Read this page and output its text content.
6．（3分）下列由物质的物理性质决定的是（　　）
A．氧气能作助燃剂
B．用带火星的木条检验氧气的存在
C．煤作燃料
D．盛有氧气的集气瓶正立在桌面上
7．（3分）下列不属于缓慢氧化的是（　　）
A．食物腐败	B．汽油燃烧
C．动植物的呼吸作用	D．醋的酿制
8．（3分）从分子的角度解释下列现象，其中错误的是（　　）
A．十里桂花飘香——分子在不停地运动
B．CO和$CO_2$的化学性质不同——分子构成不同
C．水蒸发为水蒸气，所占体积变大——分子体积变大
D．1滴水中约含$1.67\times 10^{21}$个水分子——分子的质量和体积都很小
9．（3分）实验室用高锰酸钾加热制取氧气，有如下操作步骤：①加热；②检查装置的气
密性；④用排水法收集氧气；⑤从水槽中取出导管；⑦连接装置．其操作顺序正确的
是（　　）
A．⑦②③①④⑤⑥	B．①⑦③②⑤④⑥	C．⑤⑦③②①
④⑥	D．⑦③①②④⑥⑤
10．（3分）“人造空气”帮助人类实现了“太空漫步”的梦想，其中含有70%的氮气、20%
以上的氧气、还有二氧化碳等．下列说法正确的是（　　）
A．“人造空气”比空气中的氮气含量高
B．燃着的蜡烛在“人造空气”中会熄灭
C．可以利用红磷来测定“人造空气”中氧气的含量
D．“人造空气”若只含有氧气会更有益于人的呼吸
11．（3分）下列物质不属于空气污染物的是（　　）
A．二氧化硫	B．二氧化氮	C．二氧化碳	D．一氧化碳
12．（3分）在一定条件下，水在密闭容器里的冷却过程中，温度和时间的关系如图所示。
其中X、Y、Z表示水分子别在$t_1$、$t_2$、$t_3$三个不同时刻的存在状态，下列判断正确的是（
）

—————

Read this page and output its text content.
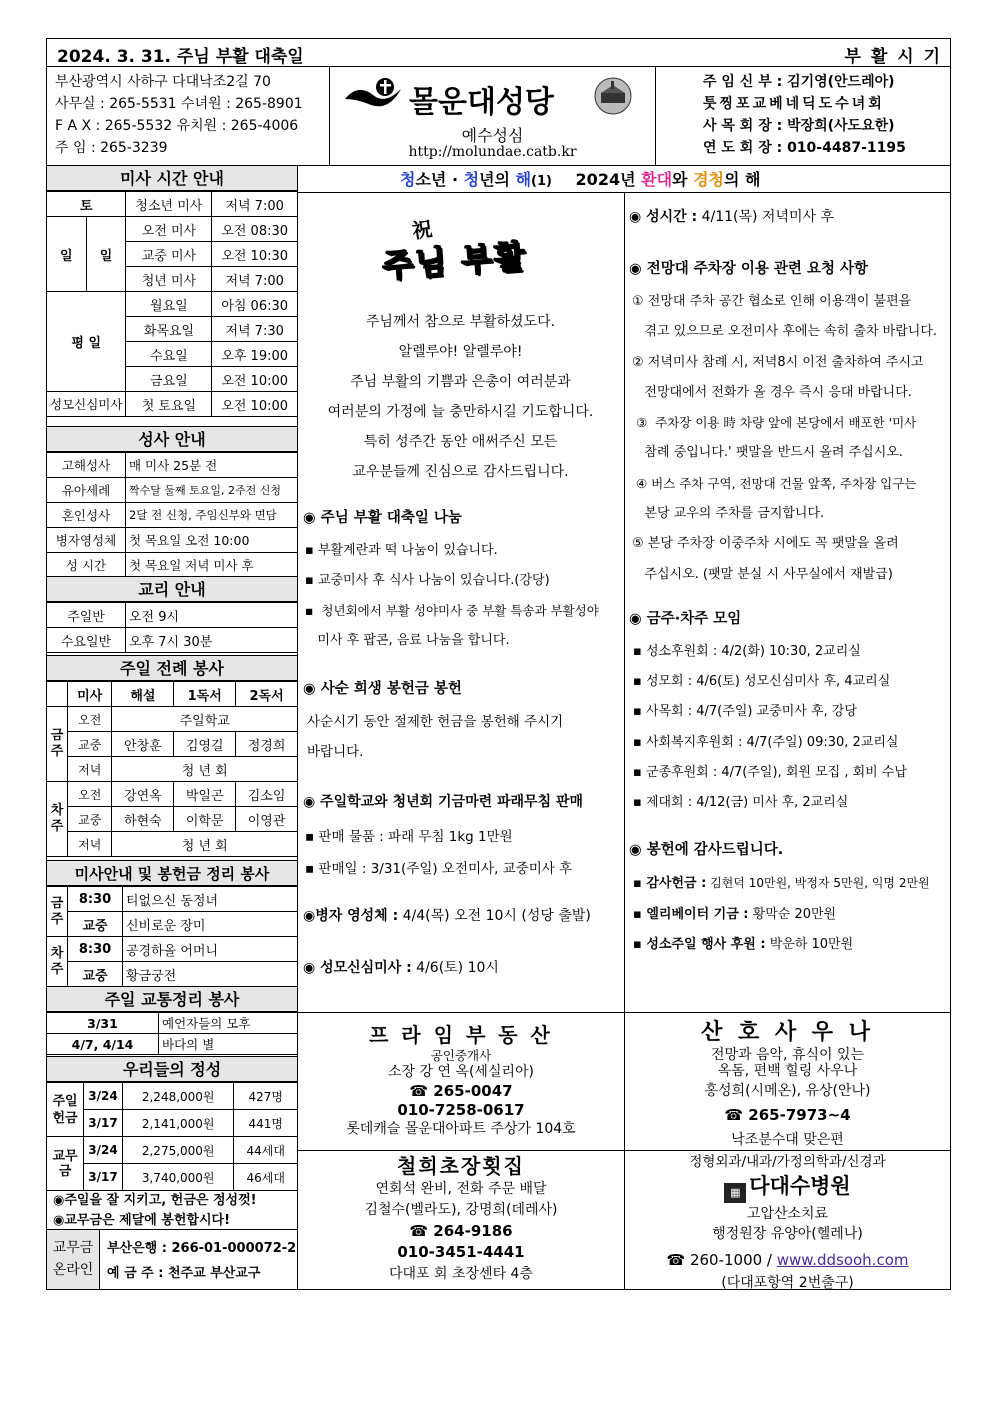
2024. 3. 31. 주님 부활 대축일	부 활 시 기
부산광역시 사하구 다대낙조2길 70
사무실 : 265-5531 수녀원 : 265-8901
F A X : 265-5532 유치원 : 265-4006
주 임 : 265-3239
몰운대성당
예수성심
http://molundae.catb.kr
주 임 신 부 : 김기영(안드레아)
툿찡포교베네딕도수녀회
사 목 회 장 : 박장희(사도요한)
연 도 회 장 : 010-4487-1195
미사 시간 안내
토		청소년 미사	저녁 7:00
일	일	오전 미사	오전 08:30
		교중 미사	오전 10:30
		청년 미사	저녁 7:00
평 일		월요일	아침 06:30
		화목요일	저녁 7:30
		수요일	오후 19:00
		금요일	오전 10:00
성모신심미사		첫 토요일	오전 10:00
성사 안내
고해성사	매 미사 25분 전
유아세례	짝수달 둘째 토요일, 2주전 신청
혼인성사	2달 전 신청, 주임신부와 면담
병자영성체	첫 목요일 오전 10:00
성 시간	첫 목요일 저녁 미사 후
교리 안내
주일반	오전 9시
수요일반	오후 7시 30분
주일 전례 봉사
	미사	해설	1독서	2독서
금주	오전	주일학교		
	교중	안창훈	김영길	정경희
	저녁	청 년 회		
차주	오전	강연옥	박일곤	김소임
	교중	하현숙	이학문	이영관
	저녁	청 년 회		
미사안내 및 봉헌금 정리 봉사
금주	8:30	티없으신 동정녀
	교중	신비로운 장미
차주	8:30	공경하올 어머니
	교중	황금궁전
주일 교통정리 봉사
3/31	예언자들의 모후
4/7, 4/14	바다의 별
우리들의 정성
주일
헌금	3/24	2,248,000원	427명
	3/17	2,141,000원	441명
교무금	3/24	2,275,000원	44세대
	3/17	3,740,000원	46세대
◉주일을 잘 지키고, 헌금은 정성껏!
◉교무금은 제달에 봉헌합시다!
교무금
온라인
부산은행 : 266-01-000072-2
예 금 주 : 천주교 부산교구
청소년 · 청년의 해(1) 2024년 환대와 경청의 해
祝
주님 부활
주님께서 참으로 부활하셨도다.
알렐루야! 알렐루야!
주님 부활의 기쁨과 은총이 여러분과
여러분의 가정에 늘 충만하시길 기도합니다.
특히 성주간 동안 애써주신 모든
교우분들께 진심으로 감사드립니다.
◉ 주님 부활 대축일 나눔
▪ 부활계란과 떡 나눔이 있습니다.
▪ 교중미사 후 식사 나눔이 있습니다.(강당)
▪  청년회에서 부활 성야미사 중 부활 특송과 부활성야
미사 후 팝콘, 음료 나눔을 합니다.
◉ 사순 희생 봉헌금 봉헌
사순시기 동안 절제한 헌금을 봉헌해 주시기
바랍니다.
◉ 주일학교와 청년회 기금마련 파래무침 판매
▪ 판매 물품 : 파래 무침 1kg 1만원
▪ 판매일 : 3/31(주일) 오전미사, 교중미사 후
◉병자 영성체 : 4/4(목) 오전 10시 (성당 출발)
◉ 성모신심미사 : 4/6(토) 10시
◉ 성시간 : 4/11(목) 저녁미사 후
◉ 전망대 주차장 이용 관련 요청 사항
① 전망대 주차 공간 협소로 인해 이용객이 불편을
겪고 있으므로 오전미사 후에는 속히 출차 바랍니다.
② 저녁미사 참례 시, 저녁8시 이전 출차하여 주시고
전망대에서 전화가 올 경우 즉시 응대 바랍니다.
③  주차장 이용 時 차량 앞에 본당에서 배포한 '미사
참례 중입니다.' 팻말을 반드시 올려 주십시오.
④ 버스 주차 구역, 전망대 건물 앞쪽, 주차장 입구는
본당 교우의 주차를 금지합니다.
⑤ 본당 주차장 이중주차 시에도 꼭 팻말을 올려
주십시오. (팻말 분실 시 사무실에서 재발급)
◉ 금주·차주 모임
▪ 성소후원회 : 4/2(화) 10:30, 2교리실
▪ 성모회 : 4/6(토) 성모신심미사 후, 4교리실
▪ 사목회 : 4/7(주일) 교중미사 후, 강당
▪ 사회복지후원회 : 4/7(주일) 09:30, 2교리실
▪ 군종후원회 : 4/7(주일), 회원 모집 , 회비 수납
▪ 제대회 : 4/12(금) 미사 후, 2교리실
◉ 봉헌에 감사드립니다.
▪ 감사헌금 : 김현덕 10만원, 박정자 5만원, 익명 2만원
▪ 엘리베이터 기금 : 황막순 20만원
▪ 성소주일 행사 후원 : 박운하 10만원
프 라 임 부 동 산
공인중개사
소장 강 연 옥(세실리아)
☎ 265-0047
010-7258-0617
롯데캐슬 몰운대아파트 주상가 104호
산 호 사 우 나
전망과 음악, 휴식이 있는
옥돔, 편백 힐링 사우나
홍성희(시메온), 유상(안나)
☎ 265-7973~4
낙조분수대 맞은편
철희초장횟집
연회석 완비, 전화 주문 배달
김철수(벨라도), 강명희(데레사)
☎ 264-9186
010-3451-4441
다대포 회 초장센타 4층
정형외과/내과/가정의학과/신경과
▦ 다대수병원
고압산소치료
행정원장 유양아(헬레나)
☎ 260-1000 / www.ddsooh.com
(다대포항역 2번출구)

—————

Take every line from the data that contains the word "저녁미사".

[FINAL ANSWER]
◉ 성시간 : 4/11(목) 저녁미사 후
② 저녁미사 참례 시, 저녁8시 이전 출차하여 주시고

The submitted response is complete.